▸ WRITTEN EXERCISE:
Copy out every line of the records where the string "Security" occurs.

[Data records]
____

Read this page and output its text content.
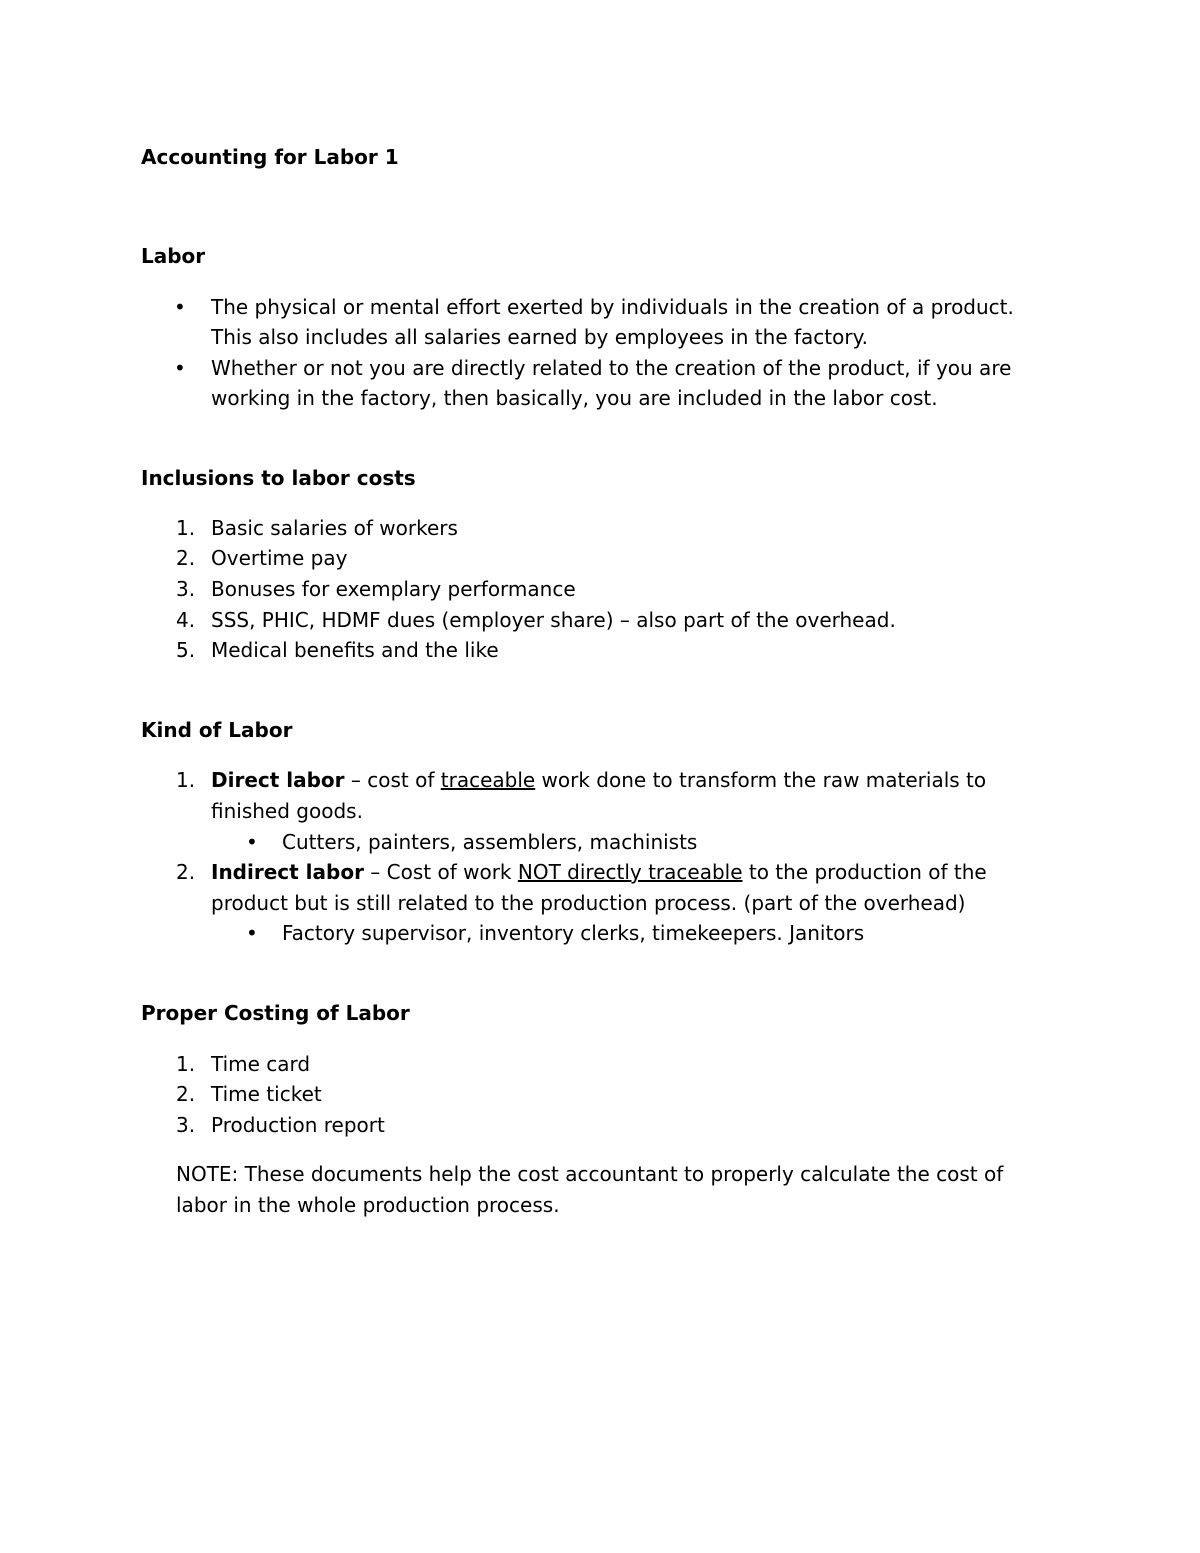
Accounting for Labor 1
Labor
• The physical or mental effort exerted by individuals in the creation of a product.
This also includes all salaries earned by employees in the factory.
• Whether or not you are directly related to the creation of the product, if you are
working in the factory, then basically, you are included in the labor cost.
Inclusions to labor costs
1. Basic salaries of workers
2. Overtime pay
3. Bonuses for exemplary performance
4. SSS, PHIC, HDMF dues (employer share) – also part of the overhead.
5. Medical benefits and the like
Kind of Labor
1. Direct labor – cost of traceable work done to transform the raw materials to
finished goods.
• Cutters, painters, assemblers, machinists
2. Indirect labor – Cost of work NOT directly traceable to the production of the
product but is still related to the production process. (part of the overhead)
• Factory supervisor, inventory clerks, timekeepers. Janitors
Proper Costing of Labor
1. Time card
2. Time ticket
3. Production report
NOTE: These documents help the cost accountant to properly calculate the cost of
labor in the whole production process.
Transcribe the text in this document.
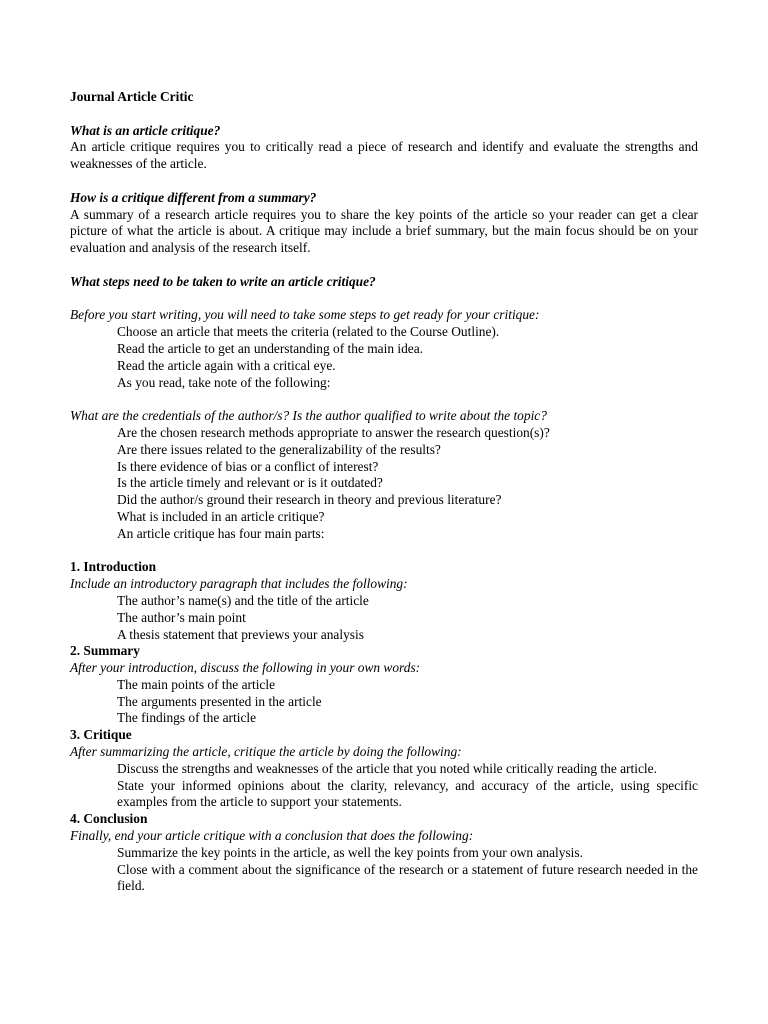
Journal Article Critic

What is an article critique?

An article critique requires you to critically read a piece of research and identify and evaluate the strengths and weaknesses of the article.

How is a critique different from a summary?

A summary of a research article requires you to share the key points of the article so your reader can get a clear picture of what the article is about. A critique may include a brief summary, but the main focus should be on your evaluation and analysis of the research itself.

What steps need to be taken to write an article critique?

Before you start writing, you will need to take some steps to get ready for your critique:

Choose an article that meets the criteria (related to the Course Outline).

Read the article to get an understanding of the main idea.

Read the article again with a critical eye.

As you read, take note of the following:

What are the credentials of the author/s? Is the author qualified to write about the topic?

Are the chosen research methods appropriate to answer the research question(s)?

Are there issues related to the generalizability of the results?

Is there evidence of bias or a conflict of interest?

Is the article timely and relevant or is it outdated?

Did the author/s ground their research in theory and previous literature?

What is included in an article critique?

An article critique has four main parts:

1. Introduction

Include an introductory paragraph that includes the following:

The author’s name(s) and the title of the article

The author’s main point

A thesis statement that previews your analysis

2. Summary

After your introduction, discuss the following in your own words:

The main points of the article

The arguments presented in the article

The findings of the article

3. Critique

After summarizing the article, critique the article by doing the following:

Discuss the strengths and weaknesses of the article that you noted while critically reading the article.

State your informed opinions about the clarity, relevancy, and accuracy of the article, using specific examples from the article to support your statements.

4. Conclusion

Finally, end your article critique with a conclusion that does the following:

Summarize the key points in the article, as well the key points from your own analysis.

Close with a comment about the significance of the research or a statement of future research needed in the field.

____

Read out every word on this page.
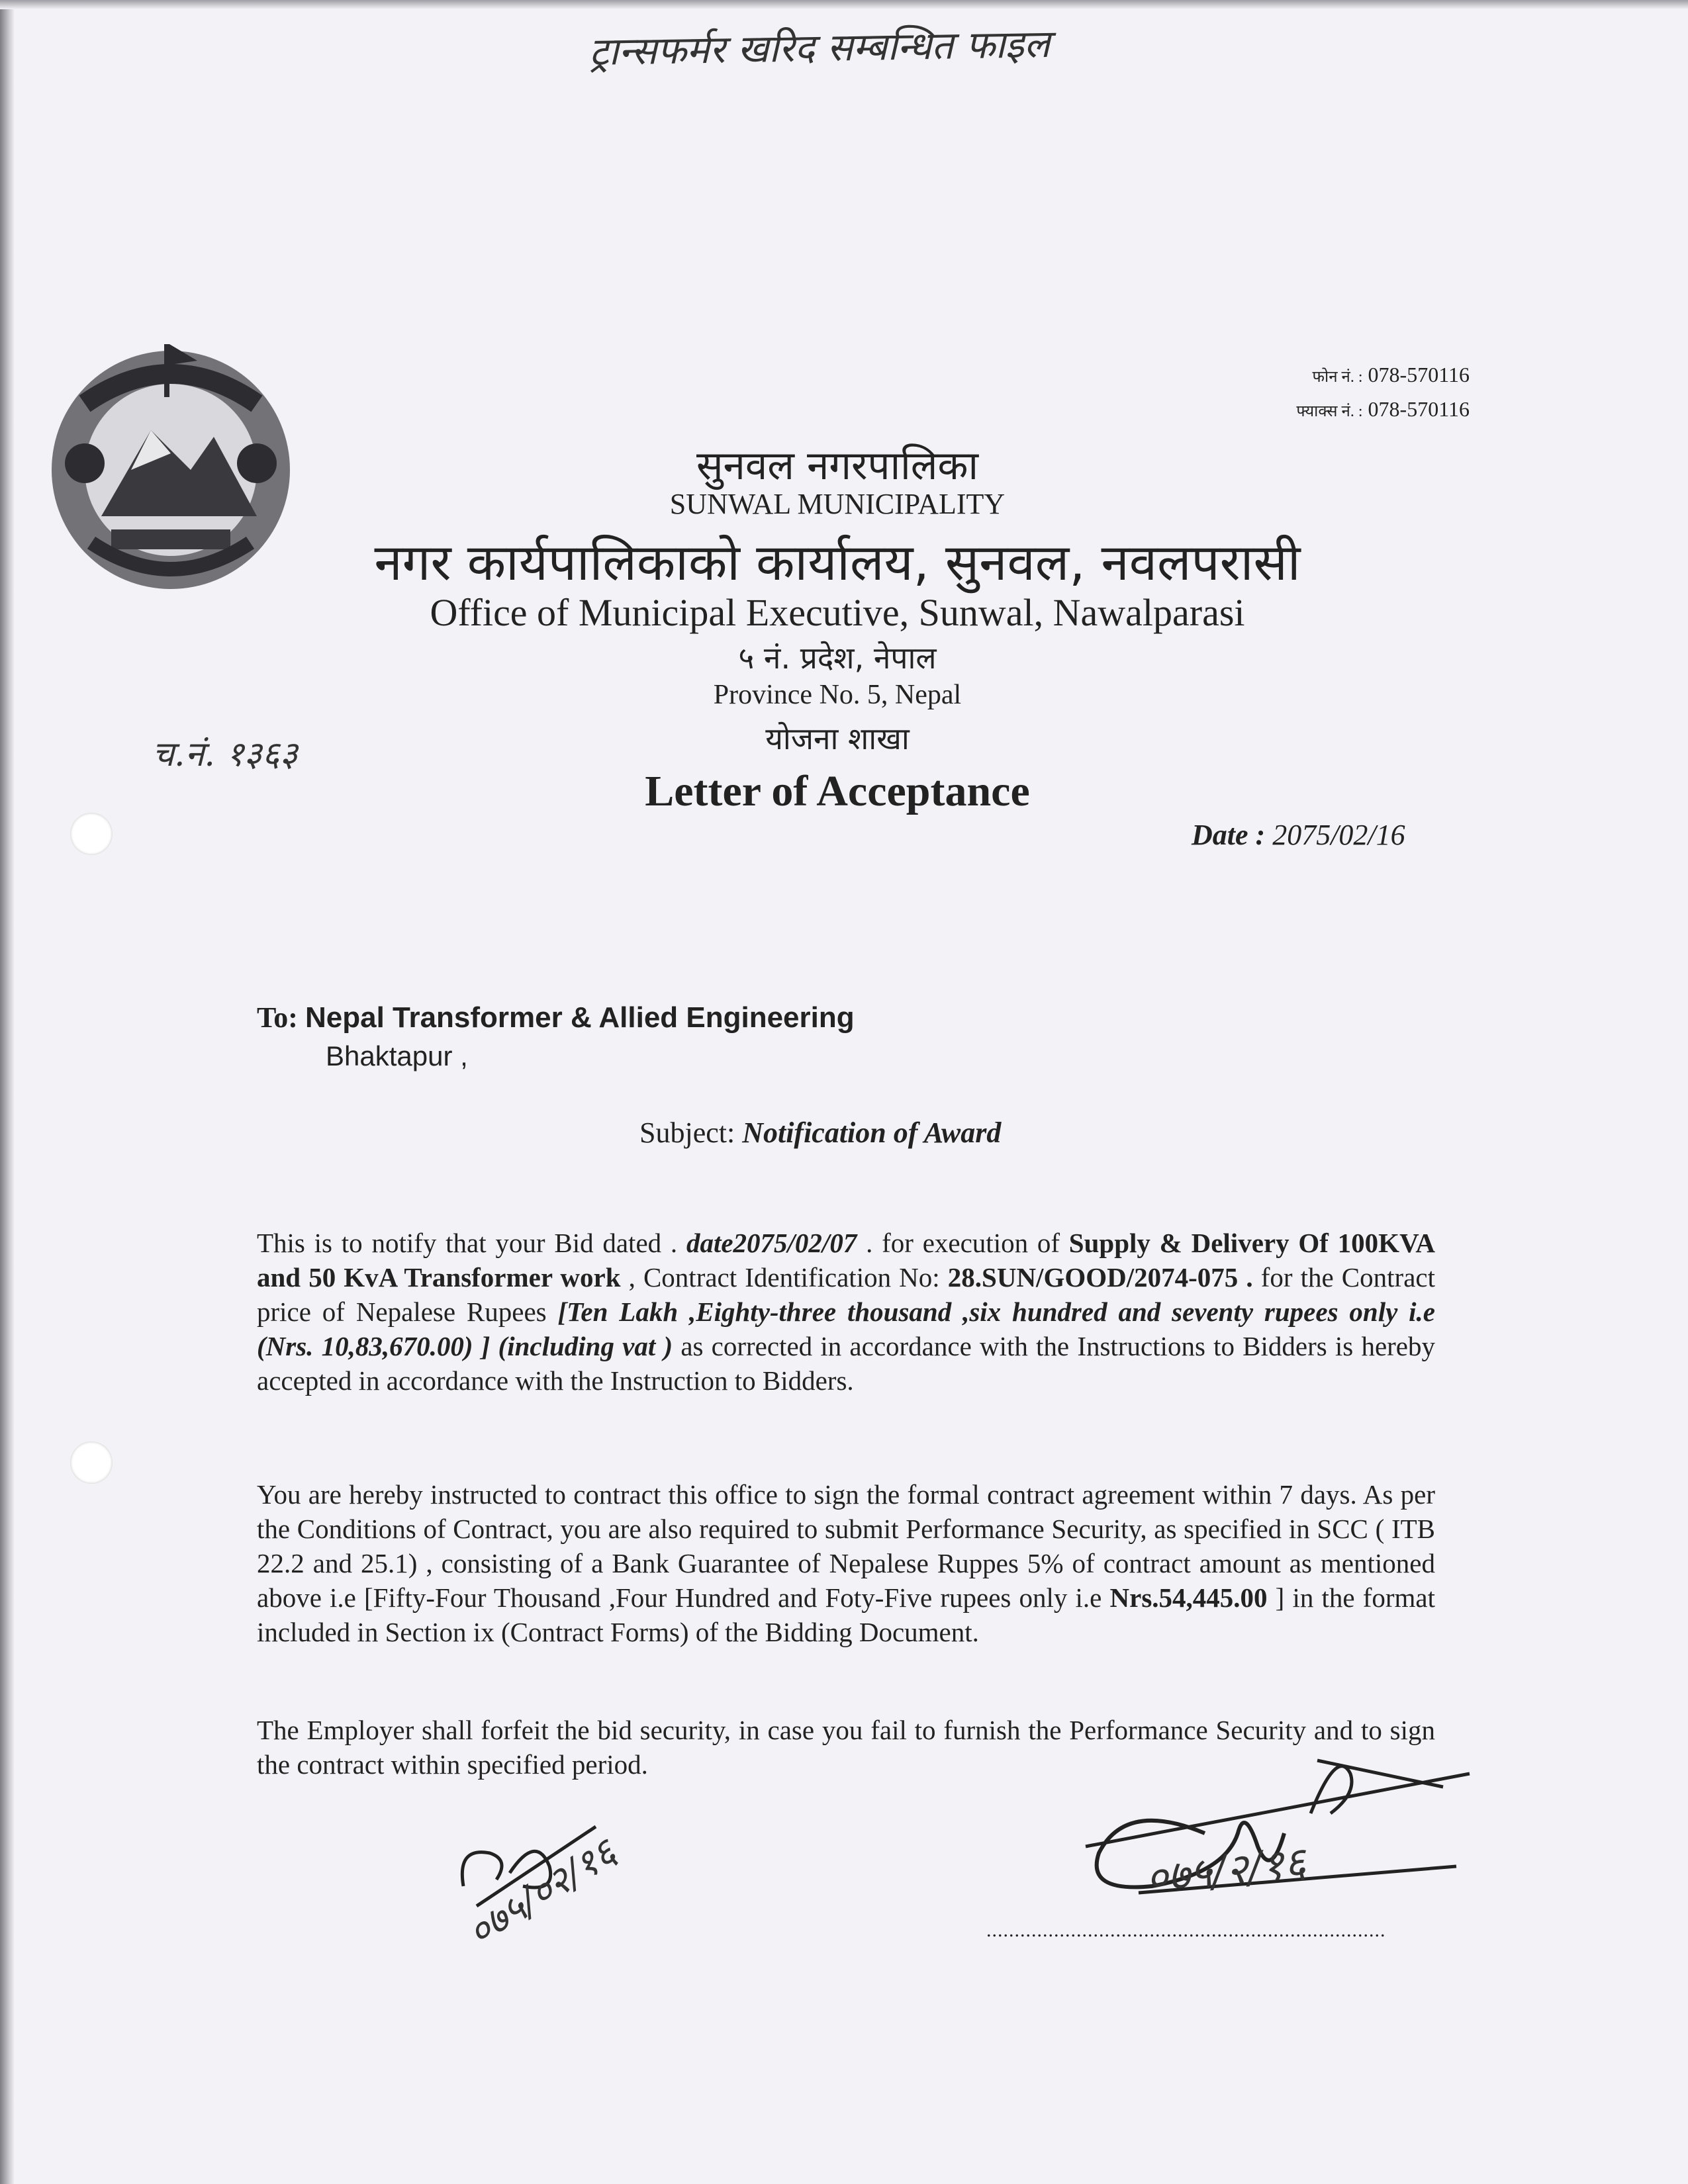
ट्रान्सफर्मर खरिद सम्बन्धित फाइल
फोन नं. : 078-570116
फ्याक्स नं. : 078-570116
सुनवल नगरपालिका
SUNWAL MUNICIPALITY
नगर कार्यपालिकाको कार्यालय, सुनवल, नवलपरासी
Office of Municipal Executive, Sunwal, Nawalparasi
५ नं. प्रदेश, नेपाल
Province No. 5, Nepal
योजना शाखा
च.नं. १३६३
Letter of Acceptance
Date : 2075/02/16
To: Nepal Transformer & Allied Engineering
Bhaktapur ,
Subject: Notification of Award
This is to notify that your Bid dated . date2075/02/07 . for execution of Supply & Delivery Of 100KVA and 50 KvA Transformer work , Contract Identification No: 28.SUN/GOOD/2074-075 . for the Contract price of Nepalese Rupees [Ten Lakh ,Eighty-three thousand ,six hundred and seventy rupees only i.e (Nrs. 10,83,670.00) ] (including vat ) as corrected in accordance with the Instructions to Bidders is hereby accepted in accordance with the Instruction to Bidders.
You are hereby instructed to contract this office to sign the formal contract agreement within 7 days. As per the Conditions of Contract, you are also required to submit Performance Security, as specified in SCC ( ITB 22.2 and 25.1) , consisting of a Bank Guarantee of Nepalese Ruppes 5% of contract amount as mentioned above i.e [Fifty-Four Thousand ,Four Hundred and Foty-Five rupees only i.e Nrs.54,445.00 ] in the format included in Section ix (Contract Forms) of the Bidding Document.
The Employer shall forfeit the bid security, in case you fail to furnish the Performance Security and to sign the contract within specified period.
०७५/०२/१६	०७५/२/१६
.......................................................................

____

▸ TASK SOLUTION:
You are hereby instructed to contract this office to sign the formal contract agreement within 7 days. As per the Conditions of Contract, you are also required to submit Performance Security, as specified in SCC ( ITB 22.2 and 25.1) , consisting of a Bank Guarantee of Nepalese Ruppes 5% of contract amount as mentioned above i.e [Fifty-Four Thousand ,Four Hundred and Foty-Five rupees only i.e Nrs.54,445.00 ] in the format included in Section ix (Contract Forms) of the Bidding Document.
The Employer shall forfeit the bid security, in case you fail to furnish the Performance Security and to sign the contract within specified period.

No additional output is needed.